◆ Set problem ◆
Make an exact copy of the data below, leaving out every picture.

(Stored dataset items)
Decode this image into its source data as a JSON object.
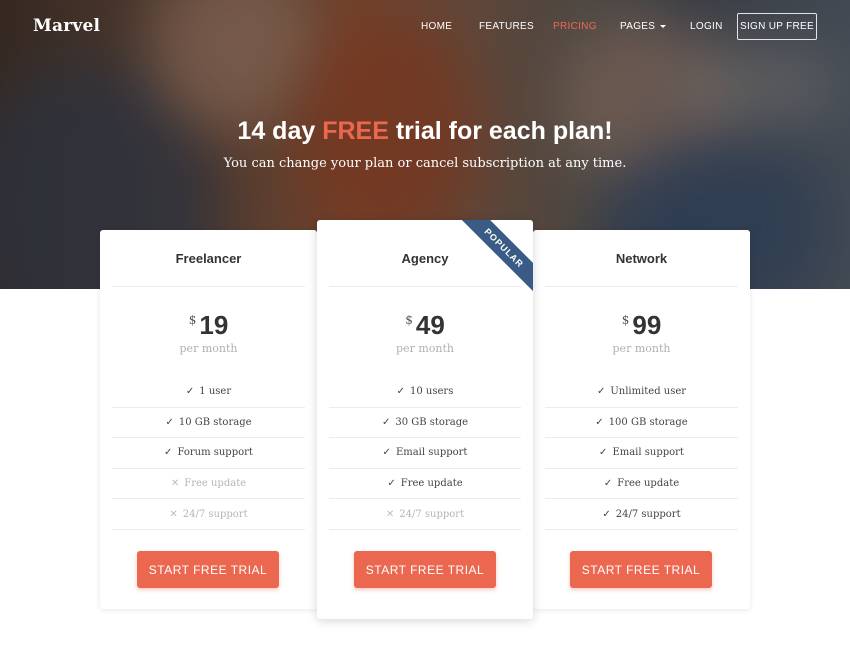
{
  "nav": {
    "logo": "Marvel",
    "items": [
      "HOME",
      "FEATURES",
      "PRICING",
      "PAGES",
      "LOGIN"
    ],
    "active": "PRICING",
    "signup_label": "SIGN UP FREE"
  },
  "hero": {
    "title_before": "14 day ",
    "title_accent": "FREE",
    "title_after": " trial for each plan!",
    "subtitle": "You can change your plan or cancel subscription at any time."
  },
  "colors": {
    "accent": "#ec6750",
    "ribbon": "#3a5b86"
  },
  "plans": [
    {
      "name": "Freelancer",
      "currency": "$",
      "price": "19",
      "period": "per month",
      "features": [
        {
          "label": "1 user",
          "included": true
        },
        {
          "label": "10 GB storage",
          "included": true
        },
        {
          "label": "Forum support",
          "included": true
        },
        {
          "label": "Free update",
          "included": false
        },
        {
          "label": "24/7 support",
          "included": false
        }
      ],
      "cta": "START FREE TRIAL"
    },
    {
      "name": "Agency",
      "badge": "POPULAR",
      "currency": "$",
      "price": "49",
      "period": "per month",
      "features": [
        {
          "label": "10 users",
          "included": true
        },
        {
          "label": "30 GB storage",
          "included": true
        },
        {
          "label": "Email support",
          "included": true
        },
        {
          "label": "Free update",
          "included": true
        },
        {
          "label": "24/7 support",
          "included": false
        }
      ],
      "cta": "START FREE TRIAL"
    },
    {
      "name": "Network",
      "currency": "$",
      "price": "99",
      "period": "per month",
      "features": [
        {
          "label": "Unlimited user",
          "included": true
        },
        {
          "label": "100 GB storage",
          "included": true
        },
        {
          "label": "Email support",
          "included": true
        },
        {
          "label": "Free update",
          "included": true
        },
        {
          "label": "24/7 support",
          "included": true
        }
      ],
      "cta": "START FREE TRIAL"
    }
  ],
  "icons": {
    "included": "check-icon",
    "excluded": "cross-icon"
  }
}
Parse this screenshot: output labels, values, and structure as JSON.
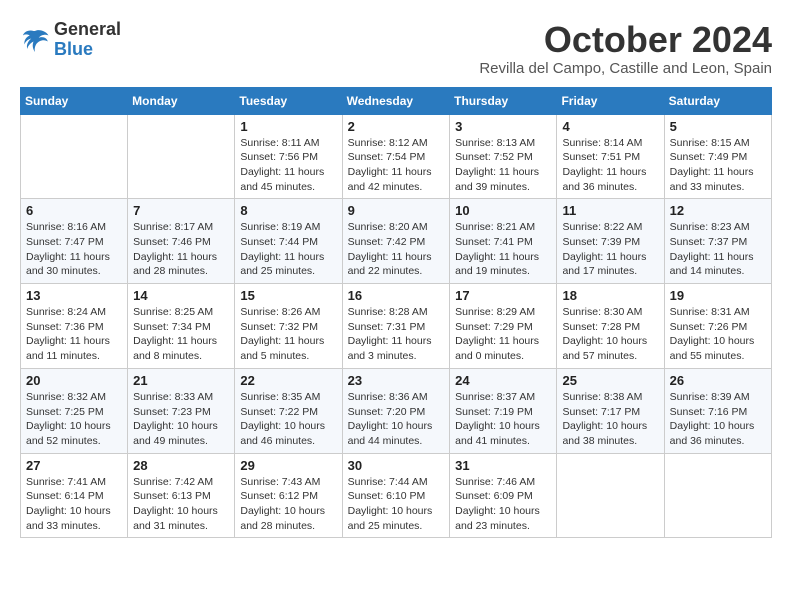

◆ Solution to this exercise ◆
Decode this image into its source data as a JSON object.
{
  "nav": {
    "logo": "Marvel",
    "items": [
      "HOME",
      "FEATURES",
      "PRICING",
      "PAGES",
      "LOGIN"
    ],
    "active": "PRICING",
    "signup_label": "SIGN UP FREE"
  },
  "hero": {
    "title_before": "14 day ",
    "title_accent": "FREE",
    "title_after": " trial for each plan!",
    "subtitle": "You can change your plan or cancel subscription at any time."
  },
  "colors": {
    "accent": "#ec6750",
    "ribbon": "#3a5b86"
  },
  "plans": [
    {
      "name": "Freelancer",
      "currency": "$",
      "price": "19",
      "period": "per month",
      "features": [
        {
          "label": "1 user",
          "included": true
        },
        {
          "label": "10 GB storage",
          "included": true
        },
        {
          "label": "Forum support",
          "included": true
        },
        {
          "label": "Free update",
          "included": false
        },
        {
          "label": "24/7 support",
          "included": false
        }
      ],
      "cta": "START FREE TRIAL"
    },
    {
      "name": "Agency",
      "badge": "POPULAR",
      "currency": "$",
      "price": "49",
      "period": "per month",
      "features": [
        {
          "label": "10 users",
          "included": true
        },
        {
          "label": "30 GB storage",
          "included": true
        },
        {
          "label": "Email support",
          "included": true
        },
        {
          "label": "Free update",
          "included": true
        },
        {
          "label": "24/7 support",
          "included": false
        }
      ],
      "cta": "START FREE TRIAL"
    },
    {
      "name": "Network",
      "currency": "$",
      "price": "99",
      "period": "per month",
      "features": [
        {
          "label": "Unlimited user",
          "included": true
        },
        {
          "label": "100 GB storage",
          "included": true
        },
        {
          "label": "Email support",
          "included": true
        },
        {
          "label": "Free update",
          "included": true
        },
        {
          "label": "24/7 support",
          "included": true
        }
      ],
      "cta": "START FREE TRIAL"
    }
  ],
  "icons": {
    "included": "check-icon",
    "excluded": "cross-icon"
  }
}
Parse this screenshot: output labels, values, and structure as JSON.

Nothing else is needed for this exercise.